━━━━━ Task input

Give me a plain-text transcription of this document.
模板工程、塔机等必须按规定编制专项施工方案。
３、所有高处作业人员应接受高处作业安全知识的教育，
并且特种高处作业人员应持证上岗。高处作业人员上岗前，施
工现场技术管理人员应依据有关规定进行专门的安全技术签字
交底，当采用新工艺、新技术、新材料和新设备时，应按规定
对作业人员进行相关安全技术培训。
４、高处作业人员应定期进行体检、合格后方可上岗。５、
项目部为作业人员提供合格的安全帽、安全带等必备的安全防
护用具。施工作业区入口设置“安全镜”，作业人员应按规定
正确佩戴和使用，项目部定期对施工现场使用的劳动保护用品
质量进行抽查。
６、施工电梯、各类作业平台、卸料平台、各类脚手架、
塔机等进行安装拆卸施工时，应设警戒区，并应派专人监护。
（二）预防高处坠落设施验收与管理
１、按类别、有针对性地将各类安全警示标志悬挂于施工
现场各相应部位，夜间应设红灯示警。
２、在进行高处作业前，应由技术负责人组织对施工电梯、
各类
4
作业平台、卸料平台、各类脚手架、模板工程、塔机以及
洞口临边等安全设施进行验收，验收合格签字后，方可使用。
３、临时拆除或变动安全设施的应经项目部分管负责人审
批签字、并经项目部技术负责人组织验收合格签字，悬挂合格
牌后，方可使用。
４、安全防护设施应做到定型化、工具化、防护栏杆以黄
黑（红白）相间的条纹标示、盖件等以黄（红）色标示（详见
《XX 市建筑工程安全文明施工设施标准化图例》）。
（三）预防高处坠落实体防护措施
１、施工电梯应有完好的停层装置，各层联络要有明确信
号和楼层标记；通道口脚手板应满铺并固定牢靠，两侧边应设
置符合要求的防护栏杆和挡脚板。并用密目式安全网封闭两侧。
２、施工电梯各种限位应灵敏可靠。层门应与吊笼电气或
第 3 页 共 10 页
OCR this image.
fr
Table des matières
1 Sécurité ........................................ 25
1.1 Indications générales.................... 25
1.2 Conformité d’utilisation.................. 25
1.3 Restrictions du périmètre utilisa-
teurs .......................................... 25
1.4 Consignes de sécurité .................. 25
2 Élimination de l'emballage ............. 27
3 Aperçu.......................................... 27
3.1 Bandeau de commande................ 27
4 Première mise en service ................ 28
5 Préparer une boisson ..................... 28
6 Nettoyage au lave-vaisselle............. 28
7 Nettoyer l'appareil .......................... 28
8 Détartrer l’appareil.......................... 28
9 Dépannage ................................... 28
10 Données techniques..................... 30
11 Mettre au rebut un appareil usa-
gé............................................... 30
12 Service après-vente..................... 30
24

━━━━━━━━━━

- What you have to do: Write out the material exactly as given.

- The answer:
Give me a plain-text transcription of this document.
模板工程、塔机等必须按规定编制专项施工方案。
３、所有高处作业人员应接受高处作业安全知识的教育，
并且特种高处作业人员应持证上岗。高处作业人员上岗前，施
工现场技术管理人员应依据有关规定进行专门的安全技术签字
交底，当采用新工艺、新技术、新材料和新设备时，应按规定
对作业人员进行相关安全技术培训。
４、高处作业人员应定期进行体检、合格后方可上岗。５、
项目部为作业人员提供合格的安全帽、安全带等必备的安全防
护用具。施工作业区入口设置“安全镜”，作业人员应按规定
正确佩戴和使用，项目部定期对施工现场使用的劳动保护用品
质量进行抽查。
６、施工电梯、各类作业平台、卸料平台、各类脚手架、
塔机等进行安装拆卸施工时，应设警戒区，并应派专人监护。
（二）预防高处坠落设施验收与管理
１、按类别、有针对性地将各类安全警示标志悬挂于施工
现场各相应部位，夜间应设红灯示警。
２、在进行高处作业前，应由技术负责人组织对施工电梯、
各类
4
作业平台、卸料平台、各类脚手架、模板工程、塔机以及
洞口临边等安全设施进行验收，验收合格签字后，方可使用。
３、临时拆除或变动安全设施的应经项目部分管负责人审
批签字、并经项目部技术负责人组织验收合格签字，悬挂合格
牌后，方可使用。
４、安全防护设施应做到定型化、工具化、防护栏杆以黄
黑（红白）相间的条纹标示、盖件等以黄（红）色标示（详见
《XX 市建筑工程安全文明施工设施标准化图例》）。
（三）预防高处坠落实体防护措施
１、施工电梯应有完好的停层装置，各层联络要有明确信
号和楼层标记；通道口脚手板应满铺并固定牢靠，两侧边应设
置符合要求的防护栏杆和挡脚板。并用密目式安全网封闭两侧。
２、施工电梯各种限位应灵敏可靠。层门应与吊笼电气或
第 3 页 共 10 页
OCR this image.
fr
Table des matières
1 Sécurité ........................................ 25
1.1 Indications générales.................... 25
1.2 Conformité d’utilisation.................. 25
1.3 Restrictions du périmètre utilisa-
teurs .......................................... 25
1.4 Consignes de sécurité .................. 25
2 Élimination de l'emballage ............. 27
3 Aperçu.......................................... 27
3.1 Bandeau de commande................ 27
4 Première mise en service ................ 28
5 Préparer une boisson ..................... 28
6 Nettoyage au lave-vaisselle............. 28
7 Nettoyer l'appareil .......................... 28
8 Détartrer l’appareil.......................... 28
9 Dépannage ................................... 28
10 Données techniques..................... 30
11 Mettre au rebut un appareil usa-
gé............................................... 30
12 Service après-vente..................... 30
24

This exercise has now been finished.